<<<<
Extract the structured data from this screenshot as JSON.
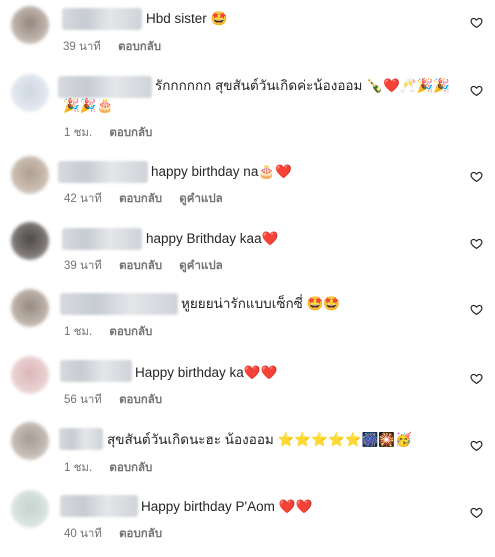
{
  "comments": [
    {
      "text": "Hbd sister 🤩",
      "time": "39 นาที",
      "reply": "ตอบกลับ",
      "translate": ""
    },
    {
      "text": "รักกกกกก สุขสันต์วันเกิดค่ะน้องออม 🍾❤️🥂🎉🎉",
      "text2": "🎉🎉🎂",
      "time": "1 ชม.",
      "reply": "ตอบกลับ",
      "translate": ""
    },
    {
      "text": "happy birthday na🎂❤️",
      "time": "42 นาที",
      "reply": "ตอบกลับ",
      "translate": "ดูคำแปล"
    },
    {
      "text": "happy Brithday kaa❤️",
      "time": "39 นาที",
      "reply": "ตอบกลับ",
      "translate": "ดูคำแปล"
    },
    {
      "text": "หูยยยน่ารักแบบเซ็กซี่ 🤩🤩",
      "time": "1 ชม.",
      "reply": "ตอบกลับ",
      "translate": ""
    },
    {
      "text": "Happy birthday ka❤️❤️",
      "time": "56 นาที",
      "reply": "ตอบกลับ",
      "translate": ""
    },
    {
      "text": "สุขสันต์วันเกิดนะฮะ น้องออม ⭐⭐⭐⭐⭐🎆🎇🥳",
      "time": "1 ชม.",
      "reply": "ตอบกลับ",
      "translate": ""
    },
    {
      "text": "Happy birthday P'Aom ❤️❤️",
      "time": "40 นาที",
      "reply": "ตอบกลับ",
      "translate": ""
    }
  ],
  "icons": {
    "like": "heart-outline-icon"
  }
}
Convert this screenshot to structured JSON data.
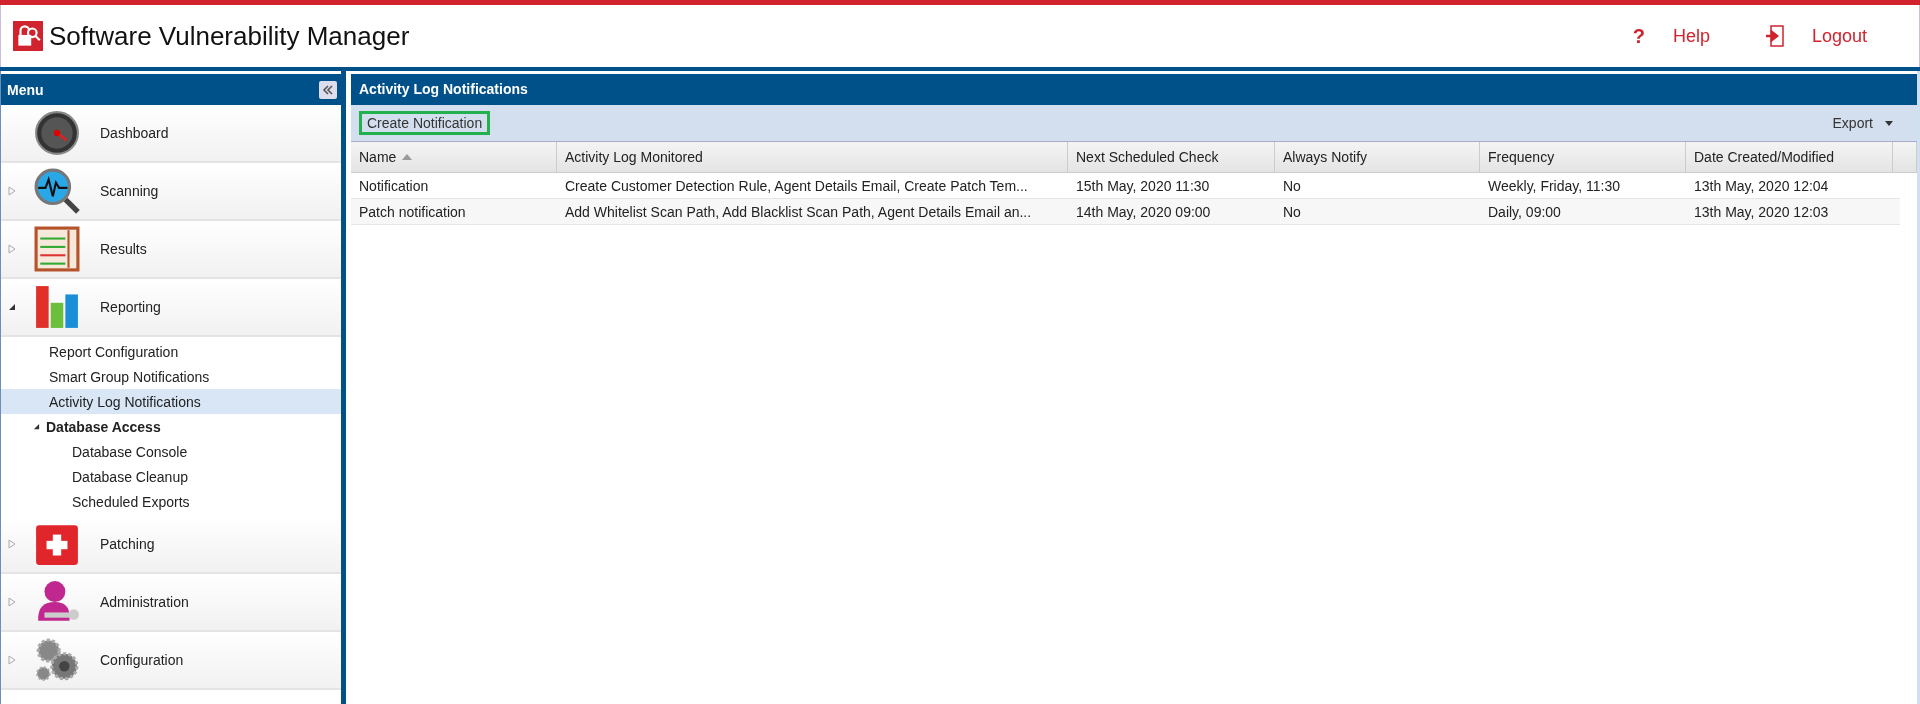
{
  "header": {
    "title": "Software Vulnerability Manager",
    "links": [
      {
        "kind": "help",
        "icon": "?",
        "label": "Help"
      },
      {
        "kind": "logout",
        "label": "Logout"
      }
    ]
  },
  "sidebar": {
    "title": "Menu",
    "items": [
      {
        "label": "Dashboard",
        "kind": "link"
      },
      {
        "label": "Scanning",
        "kind": "group",
        "expanded": false
      },
      {
        "label": "Results",
        "kind": "group",
        "expanded": false
      },
      {
        "label": "Reporting",
        "kind": "group",
        "expanded": true,
        "children": [
          {
            "label": "Report Configuration",
            "selected": false
          },
          {
            "label": "Smart Group Notifications",
            "selected": false
          },
          {
            "label": "Activity Log Notifications",
            "selected": true
          },
          {
            "label": "Database Access",
            "selected": false,
            "expanded": true,
            "children": [
              {
                "label": "Database Console",
                "selected": false
              },
              {
                "label": "Database Cleanup",
                "selected": false
              },
              {
                "label": "Scheduled Exports",
                "selected": false
              }
            ]
          }
        ]
      },
      {
        "label": "Patching",
        "kind": "group",
        "expanded": false
      },
      {
        "label": "Administration",
        "kind": "group",
        "expanded": false
      },
      {
        "label": "Configuration",
        "kind": "group",
        "expanded": false
      }
    ]
  },
  "panel": {
    "title": "Activity Log Notifications",
    "toolbar": {
      "create_button": "Create Notification",
      "export_button": "Export"
    },
    "table": {
      "columns": [
        {
          "label": "Name",
          "sorted": true
        },
        {
          "label": "Activity Log Monitored",
          "sorted": false
        },
        {
          "label": "Next Scheduled Check",
          "sorted": false
        },
        {
          "label": "Always Notify",
          "sorted": false
        },
        {
          "label": "Frequency",
          "sorted": false
        },
        {
          "label": "Date Created/Modified",
          "sorted": false
        }
      ],
      "rows": [
        [
          "Notification",
          "Create Customer Detection Rule, Agent Details Email, Create Patch Tem...",
          "15th May, 2020 11:30",
          "No",
          "Weekly, Friday, 11:30",
          "13th May, 2020 12:04"
        ],
        [
          "Patch notification",
          "Add Whitelist Scan Path, Add Blacklist Scan Path, Agent Details Email an...",
          "14th May, 2020 09:00",
          "No",
          "Daily, 09:00",
          "13th May, 2020 12:03"
        ]
      ]
    }
  }
}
>>>>
- [Exercise objective]: Extract lines where the string "true" occurs.

- [The answer]:
        "expanded": true,
            "selected": true
            "expanded": true,
          "sorted": true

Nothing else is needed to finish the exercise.